**Requirement:**
Check each line of the records for "into"; collect those that have it.

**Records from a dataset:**
■ ■ ■ ■ ■

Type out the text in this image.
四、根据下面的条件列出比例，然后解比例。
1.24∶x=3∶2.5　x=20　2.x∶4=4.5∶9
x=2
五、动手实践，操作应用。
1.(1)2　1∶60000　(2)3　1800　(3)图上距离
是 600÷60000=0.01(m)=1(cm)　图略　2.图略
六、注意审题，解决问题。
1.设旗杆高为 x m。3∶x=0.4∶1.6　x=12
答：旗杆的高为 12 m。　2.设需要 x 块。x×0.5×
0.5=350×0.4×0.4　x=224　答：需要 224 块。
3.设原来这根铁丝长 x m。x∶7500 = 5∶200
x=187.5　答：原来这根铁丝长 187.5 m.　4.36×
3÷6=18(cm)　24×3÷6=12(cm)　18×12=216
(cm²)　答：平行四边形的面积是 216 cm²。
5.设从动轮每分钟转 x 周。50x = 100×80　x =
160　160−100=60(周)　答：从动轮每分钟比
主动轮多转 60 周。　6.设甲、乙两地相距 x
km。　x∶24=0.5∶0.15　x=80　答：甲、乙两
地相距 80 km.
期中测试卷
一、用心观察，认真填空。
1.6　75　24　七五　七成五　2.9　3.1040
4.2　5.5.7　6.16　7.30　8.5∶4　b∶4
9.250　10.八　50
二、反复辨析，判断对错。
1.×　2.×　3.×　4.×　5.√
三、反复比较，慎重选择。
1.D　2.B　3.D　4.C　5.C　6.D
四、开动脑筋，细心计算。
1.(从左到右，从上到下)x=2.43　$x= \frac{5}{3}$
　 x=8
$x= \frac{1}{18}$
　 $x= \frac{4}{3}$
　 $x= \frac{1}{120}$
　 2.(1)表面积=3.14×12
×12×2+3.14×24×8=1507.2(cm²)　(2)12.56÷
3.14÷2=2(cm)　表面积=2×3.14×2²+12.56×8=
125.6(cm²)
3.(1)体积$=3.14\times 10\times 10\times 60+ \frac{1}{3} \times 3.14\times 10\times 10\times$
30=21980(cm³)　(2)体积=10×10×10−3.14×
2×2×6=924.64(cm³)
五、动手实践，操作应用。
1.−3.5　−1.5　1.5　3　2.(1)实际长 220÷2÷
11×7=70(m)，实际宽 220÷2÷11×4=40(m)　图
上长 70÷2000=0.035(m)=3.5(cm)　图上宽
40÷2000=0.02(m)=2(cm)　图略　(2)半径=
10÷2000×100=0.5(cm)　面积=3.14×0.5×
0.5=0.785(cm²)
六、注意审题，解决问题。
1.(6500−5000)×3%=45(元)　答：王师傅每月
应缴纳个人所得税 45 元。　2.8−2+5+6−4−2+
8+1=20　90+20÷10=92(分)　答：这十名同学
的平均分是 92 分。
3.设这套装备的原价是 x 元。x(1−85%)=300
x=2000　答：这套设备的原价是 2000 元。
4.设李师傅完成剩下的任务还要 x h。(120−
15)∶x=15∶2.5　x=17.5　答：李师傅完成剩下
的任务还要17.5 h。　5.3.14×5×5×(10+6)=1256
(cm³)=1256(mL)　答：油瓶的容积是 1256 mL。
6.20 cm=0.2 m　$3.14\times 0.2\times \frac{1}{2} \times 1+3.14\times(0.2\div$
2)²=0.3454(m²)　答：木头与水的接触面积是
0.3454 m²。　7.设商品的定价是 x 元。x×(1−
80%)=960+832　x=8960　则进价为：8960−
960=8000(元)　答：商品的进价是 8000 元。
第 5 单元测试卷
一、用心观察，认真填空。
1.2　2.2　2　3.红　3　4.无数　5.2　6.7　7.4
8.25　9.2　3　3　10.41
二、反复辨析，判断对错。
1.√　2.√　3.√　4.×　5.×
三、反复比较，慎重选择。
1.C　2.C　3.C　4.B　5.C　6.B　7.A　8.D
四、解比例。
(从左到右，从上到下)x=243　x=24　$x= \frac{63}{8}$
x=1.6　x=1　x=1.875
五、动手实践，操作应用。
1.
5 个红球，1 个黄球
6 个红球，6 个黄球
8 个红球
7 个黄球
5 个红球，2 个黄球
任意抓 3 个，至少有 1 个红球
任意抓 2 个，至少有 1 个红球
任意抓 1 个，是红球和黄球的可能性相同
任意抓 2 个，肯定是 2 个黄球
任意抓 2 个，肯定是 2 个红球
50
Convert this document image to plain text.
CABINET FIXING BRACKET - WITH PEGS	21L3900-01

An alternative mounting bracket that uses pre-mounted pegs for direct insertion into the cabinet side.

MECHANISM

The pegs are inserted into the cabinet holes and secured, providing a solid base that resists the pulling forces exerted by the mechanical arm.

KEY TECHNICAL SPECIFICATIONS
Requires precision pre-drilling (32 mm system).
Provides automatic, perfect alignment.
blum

■ ■ ■ ■ ■

**Result of this task:**
An alternative mounting bracket that uses pre-mounted pegs for direct insertion into the cabinet side.
The pegs are inserted into the cabinet holes and secured, providing a solid base that resists the pulling forces exerted by the mechanical arm.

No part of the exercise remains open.